Search the listing below for the string "Comey" and copy every line where it occurs.

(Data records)

▬▬▬▬▬▬▬▬▬▬

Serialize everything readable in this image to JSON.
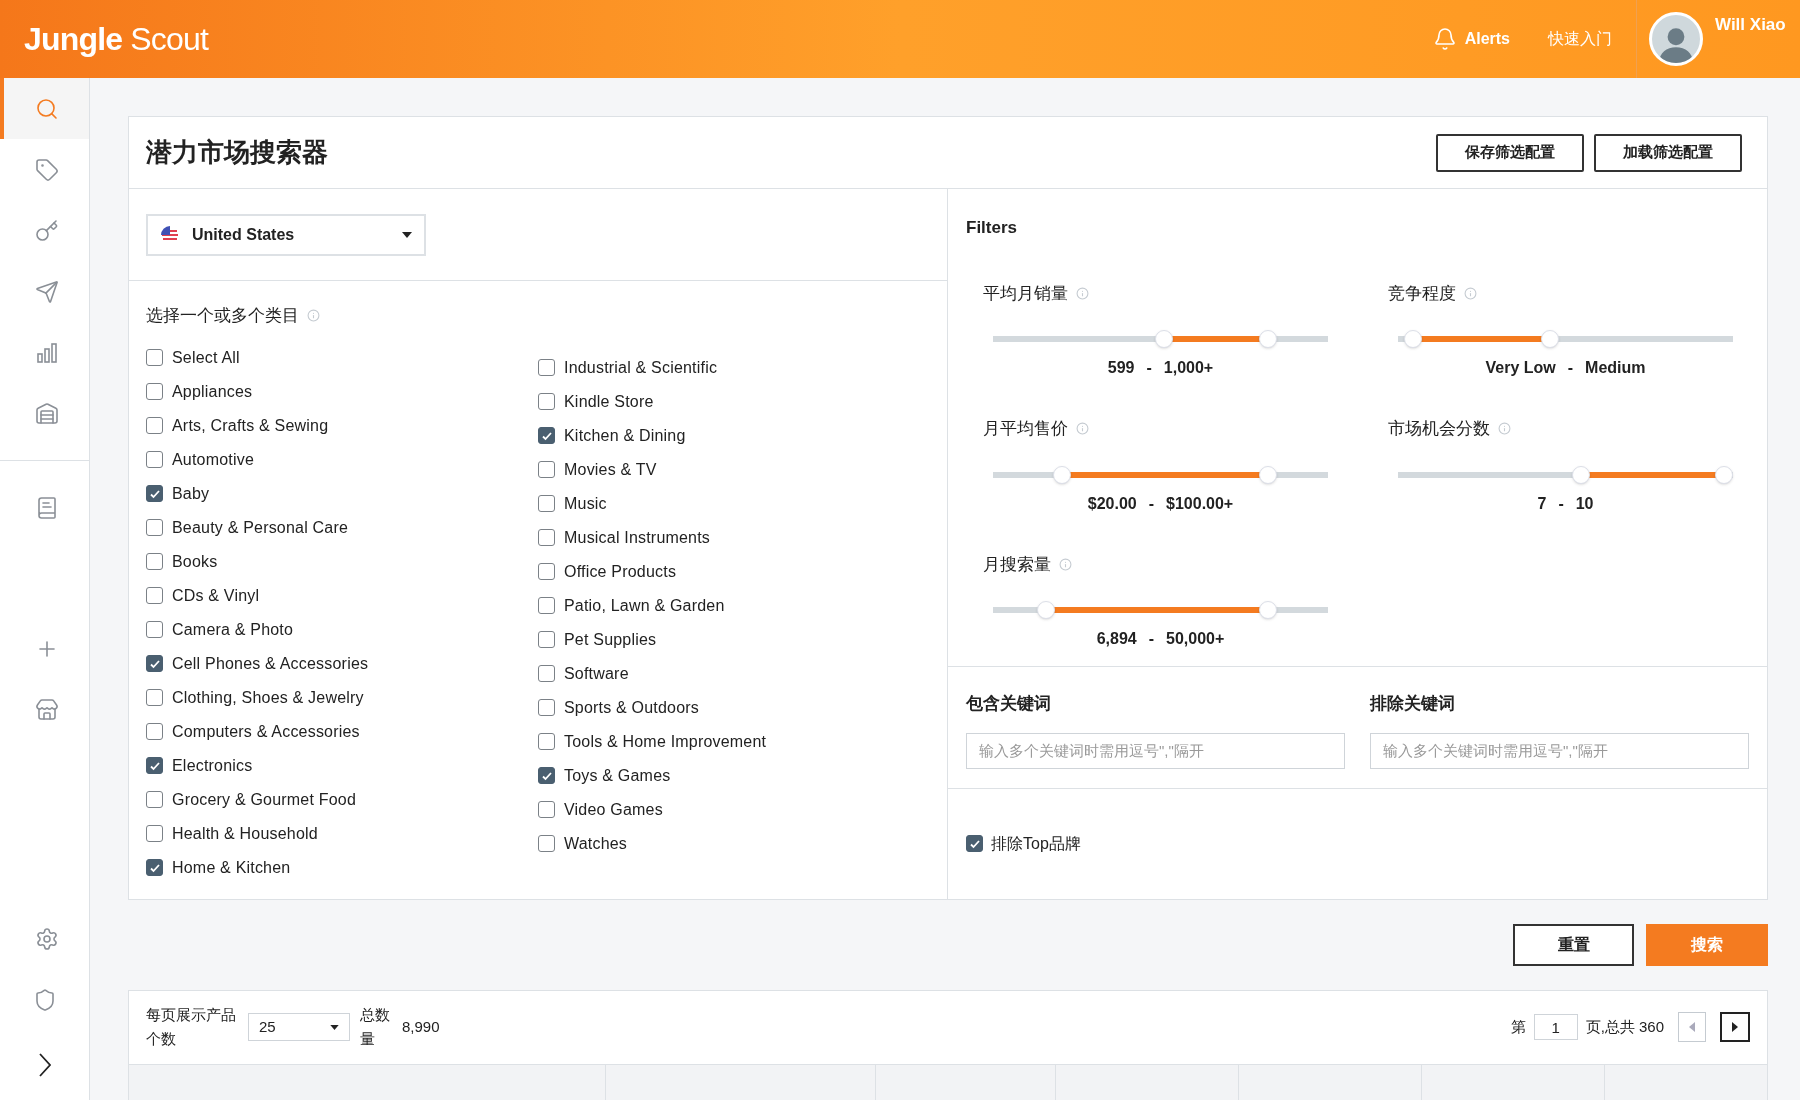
{
  "header": {
    "logo": {
      "primary": "Jungle",
      "secondary": "Scout"
    },
    "alerts": "Alerts",
    "quick_start": "快速入门",
    "user": "Will Xiao"
  },
  "sidebar": {
    "items": [
      {
        "selected": true
      },
      {
        "selected": false
      },
      {
        "selected": false
      },
      {
        "selected": false
      },
      {
        "selected": false
      },
      {
        "selected": false
      }
    ],
    "bottom_items": [
      {
        "selected": false
      },
      {
        "selected": false
      },
      {
        "selected": false
      },
      {
        "selected": false
      }
    ]
  },
  "page": {
    "title": "潜力市场搜索器",
    "buttons": [
      "保存筛选配置",
      "加载筛选配置"
    ]
  },
  "country": {
    "value": "United States"
  },
  "categories": {
    "label": "选择一个或多个类目",
    "columns": [
      [
        {
          "label": "Select All",
          "checked": false
        },
        {
          "label": "Appliances",
          "checked": false
        },
        {
          "label": "Arts, Crafts & Sewing",
          "checked": false
        },
        {
          "label": "Automotive",
          "checked": false
        },
        {
          "label": "Baby",
          "checked": true
        },
        {
          "label": "Beauty & Personal Care",
          "checked": false
        },
        {
          "label": "Books",
          "checked": false
        },
        {
          "label": "CDs & Vinyl",
          "checked": false
        },
        {
          "label": "Camera & Photo",
          "checked": false
        },
        {
          "label": "Cell Phones & Accessories",
          "checked": true
        },
        {
          "label": "Clothing, Shoes & Jewelry",
          "checked": false
        },
        {
          "label": "Computers & Accessories",
          "checked": false
        },
        {
          "label": "Electronics",
          "checked": true
        },
        {
          "label": "Grocery & Gourmet Food",
          "checked": false
        },
        {
          "label": "Health & Household",
          "checked": false
        },
        {
          "label": "Home & Kitchen",
          "checked": true
        }
      ],
      [
        {
          "label": "Industrial & Scientific",
          "checked": false
        },
        {
          "label": "Kindle Store",
          "checked": false
        },
        {
          "label": "Kitchen & Dining",
          "checked": true
        },
        {
          "label": "Movies & TV",
          "checked": false
        },
        {
          "label": "Music",
          "checked": false
        },
        {
          "label": "Musical Instruments",
          "checked": false
        },
        {
          "label": "Office Products",
          "checked": false
        },
        {
          "label": "Patio, Lawn & Garden",
          "checked": false
        },
        {
          "label": "Pet Supplies",
          "checked": false
        },
        {
          "label": "Software",
          "checked": false
        },
        {
          "label": "Sports & Outdoors",
          "checked": false
        },
        {
          "label": "Tools & Home Improvement",
          "checked": false
        },
        {
          "label": "Toys & Games",
          "checked": true
        },
        {
          "label": "Video Games",
          "checked": false
        },
        {
          "label": "Watches",
          "checked": false
        }
      ]
    ]
  },
  "filters": {
    "title": "Filters",
    "sliders": [
      {
        "label": "平均月销量",
        "handles": [
          {
            "level": 0.51
          },
          {
            "level": 0.84
          }
        ],
        "low": "599",
        "separator": "-",
        "high": "1,000+"
      },
      {
        "label": "竞争程度",
        "handles": [
          {
            "level": 0.02
          },
          {
            "level": 0.45
          }
        ],
        "low": "Very Low",
        "separator": "-",
        "high": "Medium"
      },
      {
        "label": "月平均售价",
        "handles": [
          {
            "level": 0.19
          },
          {
            "level": 0.84
          }
        ],
        "low": "$20.00",
        "separator": "-",
        "high": "$100.00+"
      },
      {
        "label": "市场机会分数",
        "handles": [
          {
            "level": 0.55
          },
          {
            "level": 1.0
          }
        ],
        "low": "7",
        "separator": "-",
        "high": "10"
      },
      {
        "label": "月搜索量",
        "handles": [
          {
            "level": 0.14
          },
          {
            "level": 0.84
          }
        ],
        "low": "6,894",
        "separator": "-",
        "high": "50,000+"
      }
    ]
  },
  "keywords": [
    {
      "label": "包含关键词",
      "placeholder": "输入多个关键词时需用逗号\",\"隔开"
    },
    {
      "label": "排除关键词",
      "placeholder": "输入多个关键词时需用逗号\",\"隔开"
    }
  ],
  "exclude_top_brands": {
    "label": "排除Top品牌",
    "checked": true
  },
  "actions": {
    "reset": "重置",
    "search": "搜索"
  },
  "pager": {
    "per_page_label": "每页展示产品个数",
    "per_page": "25",
    "total_label": "总数量",
    "total": "8,990",
    "page_prefix": "第",
    "page": "1",
    "page_suffix": "页,总共 360"
  }
}
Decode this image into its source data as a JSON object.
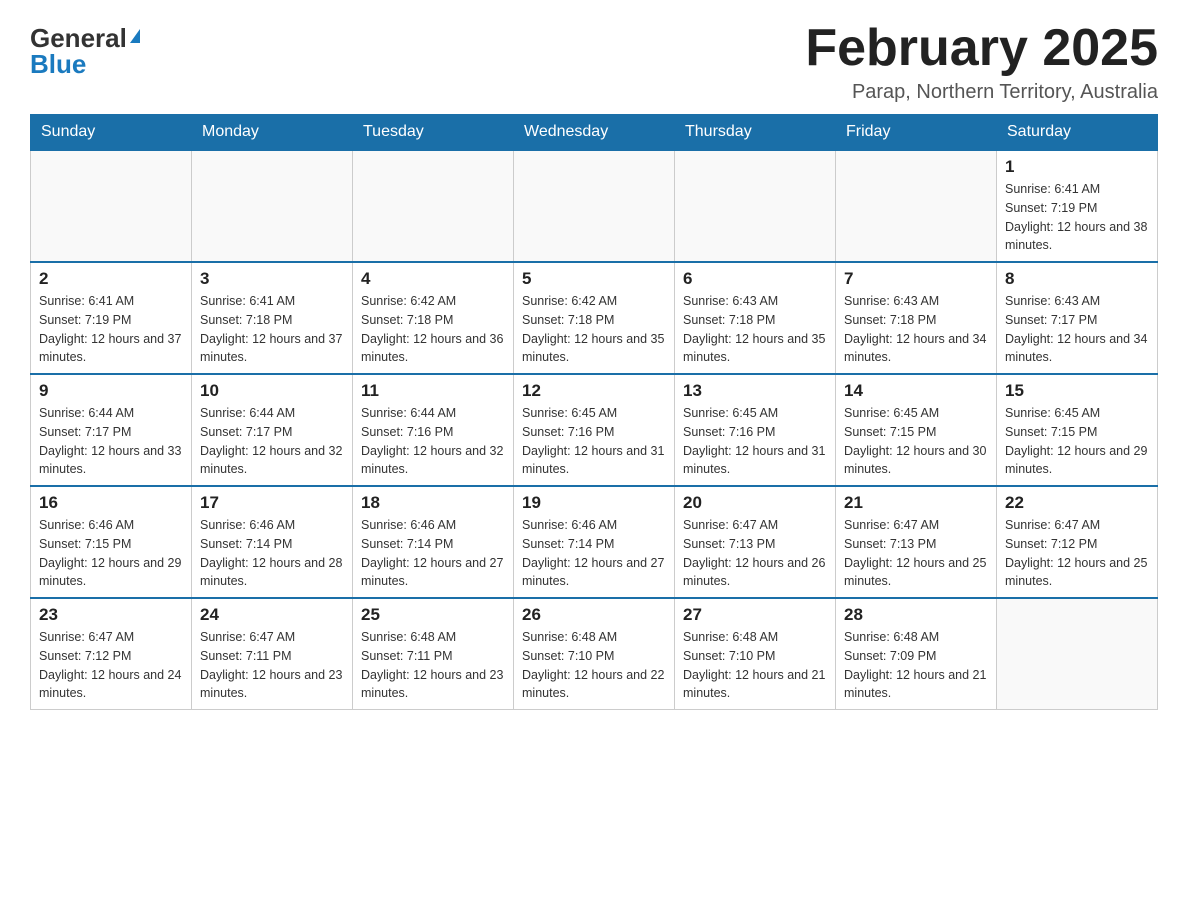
{
  "header": {
    "logo_general": "General",
    "logo_blue": "Blue",
    "month_title": "February 2025",
    "location": "Parap, Northern Territory, Australia"
  },
  "days_of_week": [
    "Sunday",
    "Monday",
    "Tuesday",
    "Wednesday",
    "Thursday",
    "Friday",
    "Saturday"
  ],
  "weeks": [
    [
      {
        "day": null,
        "sunrise": null,
        "sunset": null,
        "daylight": null
      },
      {
        "day": null,
        "sunrise": null,
        "sunset": null,
        "daylight": null
      },
      {
        "day": null,
        "sunrise": null,
        "sunset": null,
        "daylight": null
      },
      {
        "day": null,
        "sunrise": null,
        "sunset": null,
        "daylight": null
      },
      {
        "day": null,
        "sunrise": null,
        "sunset": null,
        "daylight": null
      },
      {
        "day": null,
        "sunrise": null,
        "sunset": null,
        "daylight": null
      },
      {
        "day": "1",
        "sunrise": "Sunrise: 6:41 AM",
        "sunset": "Sunset: 7:19 PM",
        "daylight": "Daylight: 12 hours and 38 minutes."
      }
    ],
    [
      {
        "day": "2",
        "sunrise": "Sunrise: 6:41 AM",
        "sunset": "Sunset: 7:19 PM",
        "daylight": "Daylight: 12 hours and 37 minutes."
      },
      {
        "day": "3",
        "sunrise": "Sunrise: 6:41 AM",
        "sunset": "Sunset: 7:18 PM",
        "daylight": "Daylight: 12 hours and 37 minutes."
      },
      {
        "day": "4",
        "sunrise": "Sunrise: 6:42 AM",
        "sunset": "Sunset: 7:18 PM",
        "daylight": "Daylight: 12 hours and 36 minutes."
      },
      {
        "day": "5",
        "sunrise": "Sunrise: 6:42 AM",
        "sunset": "Sunset: 7:18 PM",
        "daylight": "Daylight: 12 hours and 35 minutes."
      },
      {
        "day": "6",
        "sunrise": "Sunrise: 6:43 AM",
        "sunset": "Sunset: 7:18 PM",
        "daylight": "Daylight: 12 hours and 35 minutes."
      },
      {
        "day": "7",
        "sunrise": "Sunrise: 6:43 AM",
        "sunset": "Sunset: 7:18 PM",
        "daylight": "Daylight: 12 hours and 34 minutes."
      },
      {
        "day": "8",
        "sunrise": "Sunrise: 6:43 AM",
        "sunset": "Sunset: 7:17 PM",
        "daylight": "Daylight: 12 hours and 34 minutes."
      }
    ],
    [
      {
        "day": "9",
        "sunrise": "Sunrise: 6:44 AM",
        "sunset": "Sunset: 7:17 PM",
        "daylight": "Daylight: 12 hours and 33 minutes."
      },
      {
        "day": "10",
        "sunrise": "Sunrise: 6:44 AM",
        "sunset": "Sunset: 7:17 PM",
        "daylight": "Daylight: 12 hours and 32 minutes."
      },
      {
        "day": "11",
        "sunrise": "Sunrise: 6:44 AM",
        "sunset": "Sunset: 7:16 PM",
        "daylight": "Daylight: 12 hours and 32 minutes."
      },
      {
        "day": "12",
        "sunrise": "Sunrise: 6:45 AM",
        "sunset": "Sunset: 7:16 PM",
        "daylight": "Daylight: 12 hours and 31 minutes."
      },
      {
        "day": "13",
        "sunrise": "Sunrise: 6:45 AM",
        "sunset": "Sunset: 7:16 PM",
        "daylight": "Daylight: 12 hours and 31 minutes."
      },
      {
        "day": "14",
        "sunrise": "Sunrise: 6:45 AM",
        "sunset": "Sunset: 7:15 PM",
        "daylight": "Daylight: 12 hours and 30 minutes."
      },
      {
        "day": "15",
        "sunrise": "Sunrise: 6:45 AM",
        "sunset": "Sunset: 7:15 PM",
        "daylight": "Daylight: 12 hours and 29 minutes."
      }
    ],
    [
      {
        "day": "16",
        "sunrise": "Sunrise: 6:46 AM",
        "sunset": "Sunset: 7:15 PM",
        "daylight": "Daylight: 12 hours and 29 minutes."
      },
      {
        "day": "17",
        "sunrise": "Sunrise: 6:46 AM",
        "sunset": "Sunset: 7:14 PM",
        "daylight": "Daylight: 12 hours and 28 minutes."
      },
      {
        "day": "18",
        "sunrise": "Sunrise: 6:46 AM",
        "sunset": "Sunset: 7:14 PM",
        "daylight": "Daylight: 12 hours and 27 minutes."
      },
      {
        "day": "19",
        "sunrise": "Sunrise: 6:46 AM",
        "sunset": "Sunset: 7:14 PM",
        "daylight": "Daylight: 12 hours and 27 minutes."
      },
      {
        "day": "20",
        "sunrise": "Sunrise: 6:47 AM",
        "sunset": "Sunset: 7:13 PM",
        "daylight": "Daylight: 12 hours and 26 minutes."
      },
      {
        "day": "21",
        "sunrise": "Sunrise: 6:47 AM",
        "sunset": "Sunset: 7:13 PM",
        "daylight": "Daylight: 12 hours and 25 minutes."
      },
      {
        "day": "22",
        "sunrise": "Sunrise: 6:47 AM",
        "sunset": "Sunset: 7:12 PM",
        "daylight": "Daylight: 12 hours and 25 minutes."
      }
    ],
    [
      {
        "day": "23",
        "sunrise": "Sunrise: 6:47 AM",
        "sunset": "Sunset: 7:12 PM",
        "daylight": "Daylight: 12 hours and 24 minutes."
      },
      {
        "day": "24",
        "sunrise": "Sunrise: 6:47 AM",
        "sunset": "Sunset: 7:11 PM",
        "daylight": "Daylight: 12 hours and 23 minutes."
      },
      {
        "day": "25",
        "sunrise": "Sunrise: 6:48 AM",
        "sunset": "Sunset: 7:11 PM",
        "daylight": "Daylight: 12 hours and 23 minutes."
      },
      {
        "day": "26",
        "sunrise": "Sunrise: 6:48 AM",
        "sunset": "Sunset: 7:10 PM",
        "daylight": "Daylight: 12 hours and 22 minutes."
      },
      {
        "day": "27",
        "sunrise": "Sunrise: 6:48 AM",
        "sunset": "Sunset: 7:10 PM",
        "daylight": "Daylight: 12 hours and 21 minutes."
      },
      {
        "day": "28",
        "sunrise": "Sunrise: 6:48 AM",
        "sunset": "Sunset: 7:09 PM",
        "daylight": "Daylight: 12 hours and 21 minutes."
      },
      {
        "day": null,
        "sunrise": null,
        "sunset": null,
        "daylight": null
      }
    ]
  ]
}
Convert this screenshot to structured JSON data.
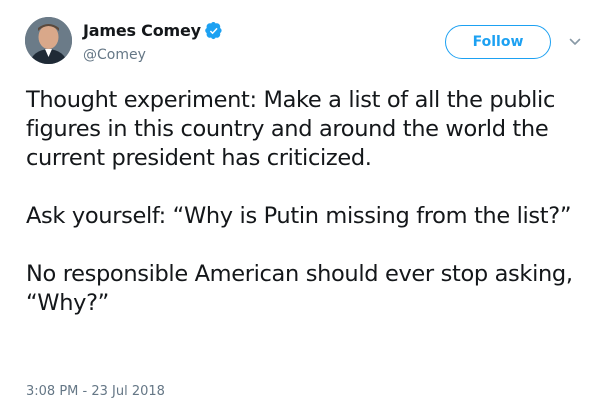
{
  "author": {
    "display_name": "James Comey",
    "handle": "@Comey",
    "verified": true
  },
  "follow_button": {
    "label": "Follow"
  },
  "tweet": {
    "paragraphs": [
      "Thought experiment: Make a list of all the public figures in this country and around the world the current president has criticized.",
      "Ask yourself: “Why is Putin missing from the list?”",
      "No responsible American should ever stop asking, “Why?”"
    ],
    "timestamp": "3:08 PM - 23 Jul 2018"
  },
  "icons": {
    "verified": "verified-badge-icon",
    "menu": "chevron-down-icon"
  },
  "colors": {
    "accent": "#1da1f2",
    "text": "#14171a",
    "secondary": "#657786"
  }
}
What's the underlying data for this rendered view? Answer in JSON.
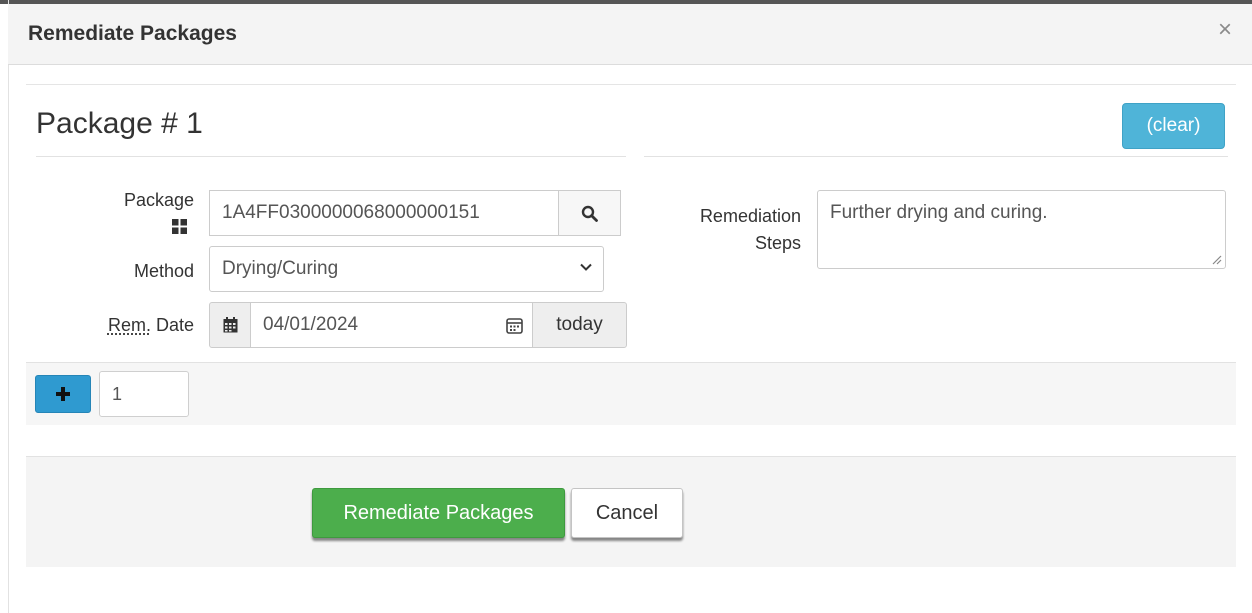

▬▬▬▬▬▬▬▬▬▬

Task result:
    "display_name": "James Comey",
    "handle": "@Comey",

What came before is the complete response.